(ROWS):
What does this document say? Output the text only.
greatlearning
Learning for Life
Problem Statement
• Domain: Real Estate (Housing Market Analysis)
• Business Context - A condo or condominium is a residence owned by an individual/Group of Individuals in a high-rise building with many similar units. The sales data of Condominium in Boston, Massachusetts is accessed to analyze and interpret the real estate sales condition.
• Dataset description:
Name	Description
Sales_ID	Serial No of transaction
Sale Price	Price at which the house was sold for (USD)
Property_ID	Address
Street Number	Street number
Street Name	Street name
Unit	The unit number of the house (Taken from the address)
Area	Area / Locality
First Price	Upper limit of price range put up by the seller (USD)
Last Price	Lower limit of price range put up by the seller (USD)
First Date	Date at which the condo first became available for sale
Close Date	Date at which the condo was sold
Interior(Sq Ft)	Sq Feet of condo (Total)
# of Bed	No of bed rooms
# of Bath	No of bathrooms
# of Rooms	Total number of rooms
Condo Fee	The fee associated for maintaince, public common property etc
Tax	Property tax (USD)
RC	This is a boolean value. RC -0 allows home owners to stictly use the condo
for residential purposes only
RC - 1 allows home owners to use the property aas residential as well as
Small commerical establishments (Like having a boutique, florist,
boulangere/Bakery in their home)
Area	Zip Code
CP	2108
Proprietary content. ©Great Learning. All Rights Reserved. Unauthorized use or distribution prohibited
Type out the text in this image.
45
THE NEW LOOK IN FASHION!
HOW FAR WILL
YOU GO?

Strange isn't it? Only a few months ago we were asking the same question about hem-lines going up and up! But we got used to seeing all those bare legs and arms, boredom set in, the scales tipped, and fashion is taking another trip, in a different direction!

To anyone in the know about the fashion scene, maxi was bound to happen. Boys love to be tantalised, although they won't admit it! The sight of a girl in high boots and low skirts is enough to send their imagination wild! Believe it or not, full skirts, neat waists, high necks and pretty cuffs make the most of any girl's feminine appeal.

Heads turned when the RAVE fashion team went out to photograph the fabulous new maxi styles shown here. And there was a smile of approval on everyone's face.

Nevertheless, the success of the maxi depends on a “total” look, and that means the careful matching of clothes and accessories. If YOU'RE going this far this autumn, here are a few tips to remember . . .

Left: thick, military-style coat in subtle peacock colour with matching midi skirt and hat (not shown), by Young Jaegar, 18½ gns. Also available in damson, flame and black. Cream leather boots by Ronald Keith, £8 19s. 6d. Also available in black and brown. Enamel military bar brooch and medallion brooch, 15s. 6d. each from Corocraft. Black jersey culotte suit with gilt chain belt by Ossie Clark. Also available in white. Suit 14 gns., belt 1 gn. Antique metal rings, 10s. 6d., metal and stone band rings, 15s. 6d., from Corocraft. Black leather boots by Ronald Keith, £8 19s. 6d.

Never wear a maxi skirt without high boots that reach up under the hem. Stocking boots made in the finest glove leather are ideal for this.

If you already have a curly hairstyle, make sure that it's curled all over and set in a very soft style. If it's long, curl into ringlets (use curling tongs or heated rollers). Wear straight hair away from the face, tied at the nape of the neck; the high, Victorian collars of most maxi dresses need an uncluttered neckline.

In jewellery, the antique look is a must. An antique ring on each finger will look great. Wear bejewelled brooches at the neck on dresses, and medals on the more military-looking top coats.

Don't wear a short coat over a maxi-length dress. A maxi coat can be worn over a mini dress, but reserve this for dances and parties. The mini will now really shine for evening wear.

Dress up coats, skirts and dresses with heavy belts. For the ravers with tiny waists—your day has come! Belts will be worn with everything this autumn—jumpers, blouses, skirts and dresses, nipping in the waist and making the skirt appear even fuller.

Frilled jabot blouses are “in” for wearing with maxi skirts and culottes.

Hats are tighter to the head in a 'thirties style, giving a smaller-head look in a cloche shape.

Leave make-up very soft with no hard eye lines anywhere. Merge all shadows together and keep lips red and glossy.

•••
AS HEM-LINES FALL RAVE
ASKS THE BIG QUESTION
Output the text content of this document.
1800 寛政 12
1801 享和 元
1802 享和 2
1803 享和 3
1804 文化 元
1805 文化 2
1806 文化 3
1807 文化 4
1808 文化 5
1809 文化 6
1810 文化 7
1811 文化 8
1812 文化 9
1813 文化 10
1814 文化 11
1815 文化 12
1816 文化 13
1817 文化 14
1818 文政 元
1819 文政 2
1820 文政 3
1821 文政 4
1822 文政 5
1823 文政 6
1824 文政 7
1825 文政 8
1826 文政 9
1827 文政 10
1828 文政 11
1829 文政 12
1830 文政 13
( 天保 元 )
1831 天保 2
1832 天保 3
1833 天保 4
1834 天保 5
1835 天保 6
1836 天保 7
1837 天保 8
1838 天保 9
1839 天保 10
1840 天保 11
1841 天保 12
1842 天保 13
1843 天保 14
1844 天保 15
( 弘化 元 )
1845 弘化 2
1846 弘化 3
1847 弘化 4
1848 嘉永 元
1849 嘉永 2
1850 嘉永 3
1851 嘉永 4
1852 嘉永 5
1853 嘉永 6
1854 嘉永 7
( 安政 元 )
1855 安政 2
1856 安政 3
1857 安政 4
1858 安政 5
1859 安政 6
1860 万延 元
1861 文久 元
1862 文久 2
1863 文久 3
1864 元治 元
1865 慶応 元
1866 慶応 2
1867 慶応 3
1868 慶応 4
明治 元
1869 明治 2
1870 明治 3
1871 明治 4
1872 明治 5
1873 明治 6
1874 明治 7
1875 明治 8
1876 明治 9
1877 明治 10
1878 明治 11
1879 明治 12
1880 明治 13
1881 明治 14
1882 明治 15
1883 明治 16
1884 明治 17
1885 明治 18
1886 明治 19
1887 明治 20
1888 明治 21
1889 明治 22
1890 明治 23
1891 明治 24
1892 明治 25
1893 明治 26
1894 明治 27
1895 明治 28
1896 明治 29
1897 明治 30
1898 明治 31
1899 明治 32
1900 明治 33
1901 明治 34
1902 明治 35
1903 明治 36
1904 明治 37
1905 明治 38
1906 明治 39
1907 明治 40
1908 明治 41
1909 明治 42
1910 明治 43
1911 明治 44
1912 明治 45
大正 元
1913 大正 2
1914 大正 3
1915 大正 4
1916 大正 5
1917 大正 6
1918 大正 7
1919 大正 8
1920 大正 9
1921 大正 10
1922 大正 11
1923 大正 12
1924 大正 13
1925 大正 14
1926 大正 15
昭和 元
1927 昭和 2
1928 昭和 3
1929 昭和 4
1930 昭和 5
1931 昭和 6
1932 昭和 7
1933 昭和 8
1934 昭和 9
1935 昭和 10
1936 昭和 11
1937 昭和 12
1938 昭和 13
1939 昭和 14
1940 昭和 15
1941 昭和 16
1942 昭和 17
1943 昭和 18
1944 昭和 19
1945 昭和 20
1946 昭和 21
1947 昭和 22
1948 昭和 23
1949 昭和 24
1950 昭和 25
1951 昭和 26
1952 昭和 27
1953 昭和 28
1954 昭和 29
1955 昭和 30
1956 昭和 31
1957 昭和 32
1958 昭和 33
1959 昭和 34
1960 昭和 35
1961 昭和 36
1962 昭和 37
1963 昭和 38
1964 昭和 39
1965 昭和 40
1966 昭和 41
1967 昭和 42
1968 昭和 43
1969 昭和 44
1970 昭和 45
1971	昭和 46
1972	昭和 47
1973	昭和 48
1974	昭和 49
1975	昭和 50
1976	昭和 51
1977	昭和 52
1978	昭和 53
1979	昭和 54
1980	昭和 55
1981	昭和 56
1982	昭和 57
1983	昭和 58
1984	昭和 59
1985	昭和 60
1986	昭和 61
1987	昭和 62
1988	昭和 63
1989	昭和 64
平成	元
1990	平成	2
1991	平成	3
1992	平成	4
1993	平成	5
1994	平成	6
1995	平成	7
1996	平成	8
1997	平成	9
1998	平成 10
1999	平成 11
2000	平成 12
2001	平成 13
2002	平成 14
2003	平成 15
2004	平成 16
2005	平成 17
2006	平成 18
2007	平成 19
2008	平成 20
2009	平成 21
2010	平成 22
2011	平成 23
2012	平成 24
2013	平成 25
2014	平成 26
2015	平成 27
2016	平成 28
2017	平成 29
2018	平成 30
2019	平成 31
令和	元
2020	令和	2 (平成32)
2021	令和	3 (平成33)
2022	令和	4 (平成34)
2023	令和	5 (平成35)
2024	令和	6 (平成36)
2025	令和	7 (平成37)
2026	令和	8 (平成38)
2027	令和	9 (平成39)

(WHAT YOU HAVE TO DO): State how many lines of the listing above hold the word "make", with nothing but the number.

(CORRECT RESULT): 3